### [Task requirements]
Extract the whole listing as it stands. Do not include the pictures.

** BEGIN **

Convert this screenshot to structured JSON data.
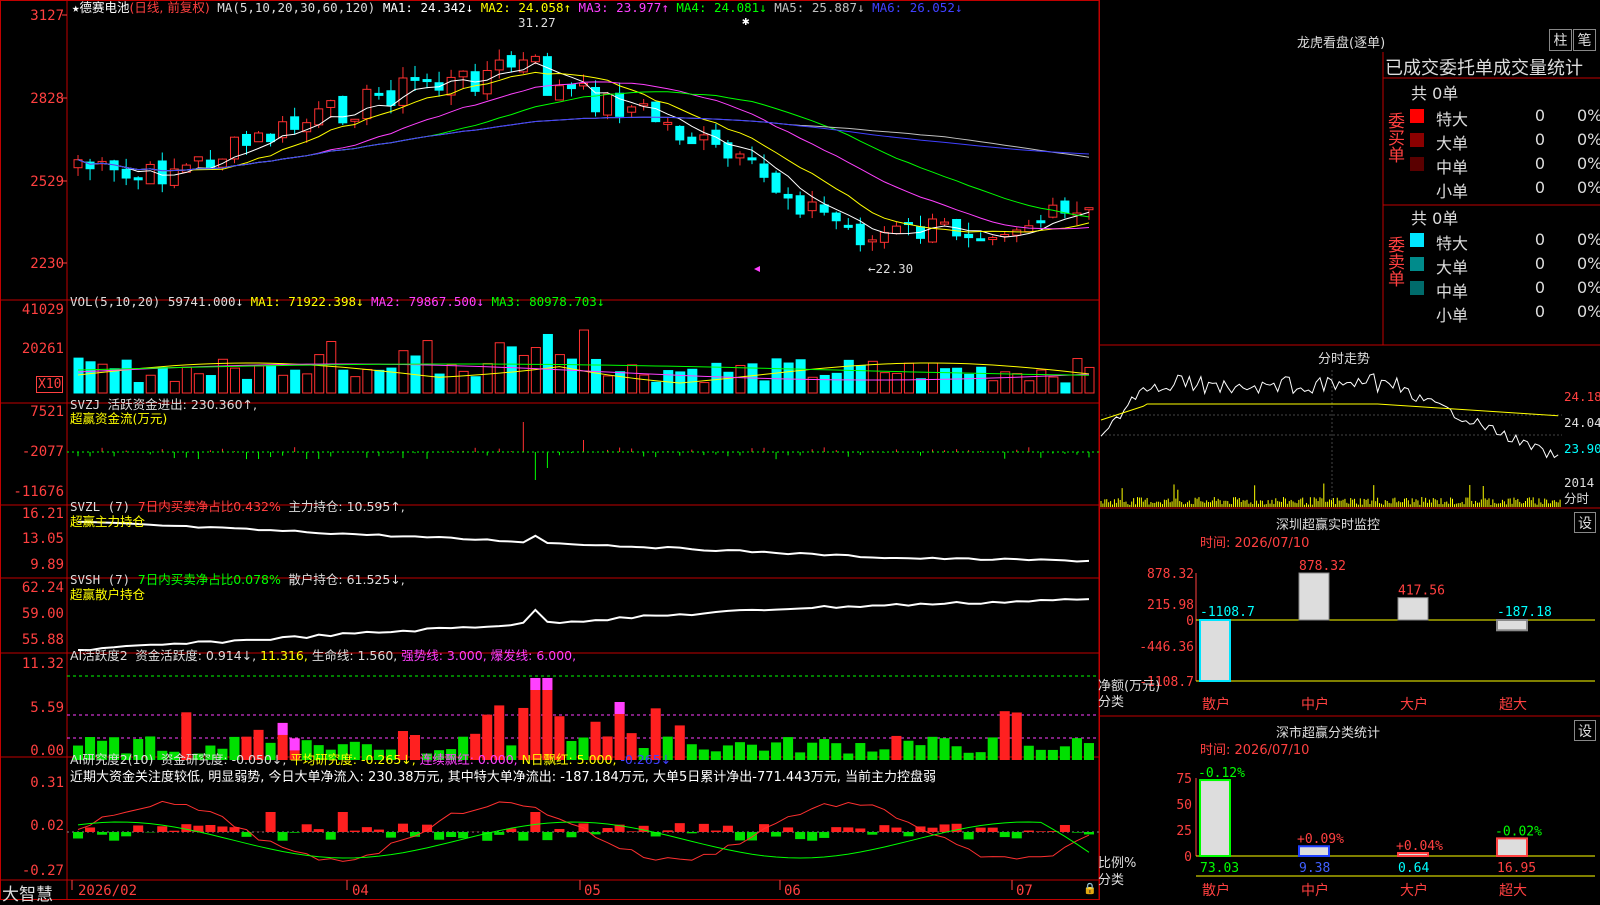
{
  "stock": {
    "star": "★",
    "name": "德赛电池",
    "mode": "(日线, 前复权)"
  },
  "main": {
    "ma_prefix": "MA(5,10,20,30,60,120)",
    "ma": [
      {
        "label": "MA1: 24.342↓",
        "color": "#ffffff"
      },
      {
        "label": "MA2: 24.058↑",
        "color": "#ffff00"
      },
      {
        "label": "MA3: 23.977↑",
        "color": "#ff40ff"
      },
      {
        "label": "MA4: 24.081↓",
        "color": "#00ff00"
      },
      {
        "label": "MA5: 25.887↓",
        "color": "#c0c0c0"
      },
      {
        "label": "MA6: 26.052↓",
        "color": "#4040ff"
      }
    ],
    "high_label": "31.27",
    "low_label": "←22.30",
    "y_ticks": [
      "3127",
      "2828",
      "2529",
      "2230"
    ]
  },
  "vol": {
    "title": "VOL(5,10,20)",
    "value": "59741.000↓",
    "ma": [
      {
        "label": "MA1: 71922.398↓",
        "color": "#ffff00"
      },
      {
        "label": "MA2: 79867.500↓",
        "color": "#ff40ff"
      },
      {
        "label": "MA3: 80978.703↓",
        "color": "#00ff00"
      }
    ],
    "y_ticks": [
      "41029",
      "20261"
    ],
    "unit": "X10"
  },
  "svzj": {
    "title": "SVZJ",
    "item": "活跃资金进出: 230.360↑,",
    "sub": "超赢资金流(万元)",
    "y_ticks": [
      "7521",
      "-2077",
      "-11676"
    ]
  },
  "svzl": {
    "title": "SVZL (7)",
    "ratio": "7日内买卖净占比0.432%",
    "item": "主力持仓: 10.595↑,",
    "sub": "超赢主力持仓",
    "y_ticks": [
      "16.21",
      "13.05",
      "9.89"
    ]
  },
  "svsh": {
    "title": "SVSH (7)",
    "ratio": "7日内买卖净占比0.078%",
    "item": "散户持仓: 61.525↓,",
    "sub": "超赢散户持仓",
    "y_ticks": [
      "62.24",
      "59.00",
      "55.88"
    ]
  },
  "ai2": {
    "title": "AI活跃度2",
    "items": [
      {
        "label": "资金活跃度: 0.914↓,",
        "color": "#dddddd"
      },
      {
        "label": "11.316,",
        "color": "#ffff00"
      },
      {
        "label": "生命线: 1.560,",
        "color": "#dddddd"
      },
      {
        "label": "强势线: 3.000,",
        "color": "#ff40ff"
      },
      {
        "label": "爆发线: 6.000,",
        "color": "#ff40ff"
      }
    ],
    "y_ticks": [
      "11.32",
      "5.59",
      "0.00"
    ]
  },
  "ai_research": {
    "title": "AI研究度2(10)",
    "items": [
      {
        "label": "资金研究度: -0.050↓,",
        "color": "#dddddd"
      },
      {
        "label": "平均研究度: -0.265↓,",
        "color": "#ffff00"
      },
      {
        "label": "连续飘红: 0.000,",
        "color": "#ff40ff"
      },
      {
        "label": "N日飘红: 5.000,",
        "color": "#ffff00"
      },
      {
        "label": "-0.265↓",
        "color": "#4040ff"
      }
    ],
    "comment": "近期大资金关注度较低, 明显弱势, 今日大单净流入: 230.38万元, 其中特大单净流出: -187.184万元, 大单5日累计净出-771.443万元, 当前主力控盘弱",
    "y_ticks": [
      "0.31",
      "0.02",
      "-0.27"
    ]
  },
  "xaxis": {
    "labels": [
      "2026/02",
      "04",
      "05",
      "06",
      "07"
    ],
    "brand": "大智慧"
  },
  "dragon": {
    "title": "龙虎看盘(逐单)",
    "btn1": "柱",
    "btn2": "笔",
    "header": "已成交委托单成交量统计",
    "buy": {
      "side": "委买单",
      "total": "共 0单",
      "rows": [
        {
          "name": "特大",
          "count": "0",
          "pct": "0%",
          "color": "#ff0000"
        },
        {
          "name": "大单",
          "count": "0",
          "pct": "0%",
          "color": "#8b0000"
        },
        {
          "name": "中单",
          "count": "0",
          "pct": "0%",
          "color": "#5a0000"
        },
        {
          "name": "小单",
          "count": "0",
          "pct": "0%",
          "color": ""
        }
      ]
    },
    "sell": {
      "side": "委卖单",
      "total": "共 0单",
      "rows": [
        {
          "name": "特大",
          "count": "0",
          "pct": "0%",
          "color": "#00e5ff"
        },
        {
          "name": "大单",
          "count": "0",
          "pct": "0%",
          "color": "#008b8b"
        },
        {
          "name": "中单",
          "count": "0",
          "pct": "0%",
          "color": "#006b6b"
        },
        {
          "name": "小单",
          "count": "0",
          "pct": "0%",
          "color": ""
        }
      ]
    }
  },
  "intraday": {
    "title": "分时走势",
    "prices": [
      "24.18",
      "24.04",
      "23.90"
    ],
    "vol": "2014",
    "vol_label": "分时"
  },
  "sz_monitor": {
    "title": "深圳超赢实时监控",
    "btn": "设",
    "time": "时间: 2026/07/10",
    "y_ticks": [
      "878.32",
      "215.98",
      "0",
      "-446.36",
      "-1108.7"
    ],
    "ylabel": "净额(万元)",
    "xlabel": "分类",
    "chart_data": {
      "type": "bar",
      "categories": [
        "散户",
        "中户",
        "大户",
        "超大"
      ],
      "values": [
        -1108.7,
        878.32,
        417.56,
        -187.18
      ],
      "value_labels": [
        "-1108.7",
        "878.32",
        "417.56",
        "-187.18"
      ],
      "ylim": [
        -1108.7,
        878.32
      ]
    }
  },
  "sz_class": {
    "title": "深市超赢分类统计",
    "btn": "设",
    "time": "时间: 2026/07/10",
    "y_ticks": [
      "75",
      "50",
      "25",
      "0"
    ],
    "ylabel": "比例%",
    "xlabel": "分类",
    "chart_data": {
      "type": "bar",
      "categories": [
        "散户",
        "中户",
        "大户",
        "超大"
      ],
      "values": [
        73.03,
        9.38,
        0.64,
        16.95
      ],
      "value_labels": [
        "73.03",
        "9.38",
        "0.64",
        "16.95"
      ],
      "change_labels": [
        "-0.12%",
        "+0.09%",
        "+0.04%",
        "-0.02%"
      ],
      "ylim": [
        0,
        75
      ]
    }
  }
}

** END **

### [Exercise solution]
Convert this screenshot to structured JSON data.
{
  "stock": {
    "star": "★",
    "name": "德赛电池",
    "mode": "(日线, 前复权)"
  },
  "main": {
    "ma_prefix": "MA(5,10,20,30,60,120)",
    "ma": [
      {
        "label": "MA1: 24.342↓",
        "color": "#ffffff"
      },
      {
        "label": "MA2: 24.058↑",
        "color": "#ffff00"
      },
      {
        "label": "MA3: 23.977↑",
        "color": "#ff40ff"
      },
      {
        "label": "MA4: 24.081↓",
        "color": "#00ff00"
      },
      {
        "label": "MA5: 25.887↓",
        "color": "#c0c0c0"
      },
      {
        "label": "MA6: 26.052↓",
        "color": "#4040ff"
      }
    ],
    "high_label": "31.27",
    "low_label": "←22.30",
    "y_ticks": [
      "3127",
      "2828",
      "2529",
      "2230"
    ]
  },
  "vol": {
    "title": "VOL(5,10,20)",
    "value": "59741.000↓",
    "ma": [
      {
        "label": "MA1: 71922.398↓",
        "color": "#ffff00"
      },
      {
        "label": "MA2: 79867.500↓",
        "color": "#ff40ff"
      },
      {
        "label": "MA3: 80978.703↓",
        "color": "#00ff00"
      }
    ],
    "y_ticks": [
      "41029",
      "20261"
    ],
    "unit": "X10"
  },
  "svzj": {
    "title": "SVZJ",
    "item": "活跃资金进出: 230.360↑,",
    "sub": "超赢资金流(万元)",
    "y_ticks": [
      "7521",
      "-2077",
      "-11676"
    ]
  },
  "svzl": {
    "title": "SVZL (7)",
    "ratio": "7日内买卖净占比0.432%",
    "item": "主力持仓: 10.595↑,",
    "sub": "超赢主力持仓",
    "y_ticks": [
      "16.21",
      "13.05",
      "9.89"
    ]
  },
  "svsh": {
    "title": "SVSH (7)",
    "ratio": "7日内买卖净占比0.078%",
    "item": "散户持仓: 61.525↓,",
    "sub": "超赢散户持仓",
    "y_ticks": [
      "62.24",
      "59.00",
      "55.88"
    ]
  },
  "ai2": {
    "title": "AI活跃度2",
    "items": [
      {
        "label": "资金活跃度: 0.914↓,",
        "color": "#dddddd"
      },
      {
        "label": "11.316,",
        "color": "#ffff00"
      },
      {
        "label": "生命线: 1.560,",
        "color": "#dddddd"
      },
      {
        "label": "强势线: 3.000,",
        "color": "#ff40ff"
      },
      {
        "label": "爆发线: 6.000,",
        "color": "#ff40ff"
      }
    ],
    "y_ticks": [
      "11.32",
      "5.59",
      "0.00"
    ]
  },
  "ai_research": {
    "title": "AI研究度2(10)",
    "items": [
      {
        "label": "资金研究度: -0.050↓,",
        "color": "#dddddd"
      },
      {
        "label": "平均研究度: -0.265↓,",
        "color": "#ffff00"
      },
      {
        "label": "连续飘红: 0.000,",
        "color": "#ff40ff"
      },
      {
        "label": "N日飘红: 5.000,",
        "color": "#ffff00"
      },
      {
        "label": "-0.265↓",
        "color": "#4040ff"
      }
    ],
    "comment": "近期大资金关注度较低, 明显弱势, 今日大单净流入: 230.38万元, 其中特大单净流出: -187.184万元, 大单5日累计净出-771.443万元, 当前主力控盘弱",
    "y_ticks": [
      "0.31",
      "0.02",
      "-0.27"
    ]
  },
  "xaxis": {
    "labels": [
      "2026/02",
      "04",
      "05",
      "06",
      "07"
    ],
    "brand": "大智慧"
  },
  "dragon": {
    "title": "龙虎看盘(逐单)",
    "btn1": "柱",
    "btn2": "笔",
    "header": "已成交委托单成交量统计",
    "buy": {
      "side": "委买单",
      "total": "共 0单",
      "rows": [
        {
          "name": "特大",
          "count": "0",
          "pct": "0%",
          "color": "#ff0000"
        },
        {
          "name": "大单",
          "count": "0",
          "pct": "0%",
          "color": "#8b0000"
        },
        {
          "name": "中单",
          "count": "0",
          "pct": "0%",
          "color": "#5a0000"
        },
        {
          "name": "小单",
          "count": "0",
          "pct": "0%",
          "color": ""
        }
      ]
    },
    "sell": {
      "side": "委卖单",
      "total": "共 0单",
      "rows": [
        {
          "name": "特大",
          "count": "0",
          "pct": "0%",
          "color": "#00e5ff"
        },
        {
          "name": "大单",
          "count": "0",
          "pct": "0%",
          "color": "#008b8b"
        },
        {
          "name": "中单",
          "count": "0",
          "pct": "0%",
          "color": "#006b6b"
        },
        {
          "name": "小单",
          "count": "0",
          "pct": "0%",
          "color": ""
        }
      ]
    }
  },
  "intraday": {
    "title": "分时走势",
    "prices": [
      "24.18",
      "24.04",
      "23.90"
    ],
    "vol": "2014",
    "vol_label": "分时"
  },
  "sz_monitor": {
    "title": "深圳超赢实时监控",
    "btn": "设",
    "time": "时间: 2026/07/10",
    "y_ticks": [
      "878.32",
      "215.98",
      "0",
      "-446.36",
      "-1108.7"
    ],
    "ylabel": "净额(万元)",
    "xlabel": "分类",
    "chart_data": {
      "type": "bar",
      "categories": [
        "散户",
        "中户",
        "大户",
        "超大"
      ],
      "values": [
        -1108.7,
        878.32,
        417.56,
        -187.18
      ],
      "value_labels": [
        "-1108.7",
        "878.32",
        "417.56",
        "-187.18"
      ],
      "ylim": [
        -1108.7,
        878.32
      ]
    }
  },
  "sz_class": {
    "title": "深市超赢分类统计",
    "btn": "设",
    "time": "时间: 2026/07/10",
    "y_ticks": [
      "75",
      "50",
      "25",
      "0"
    ],
    "ylabel": "比例%",
    "xlabel": "分类",
    "chart_data": {
      "type": "bar",
      "categories": [
        "散户",
        "中户",
        "大户",
        "超大"
      ],
      "values": [
        73.03,
        9.38,
        0.64,
        16.95
      ],
      "value_labels": [
        "73.03",
        "9.38",
        "0.64",
        "16.95"
      ],
      "change_labels": [
        "-0.12%",
        "+0.09%",
        "+0.04%",
        "-0.02%"
      ],
      "ylim": [
        0,
        75
      ]
    }
  }
}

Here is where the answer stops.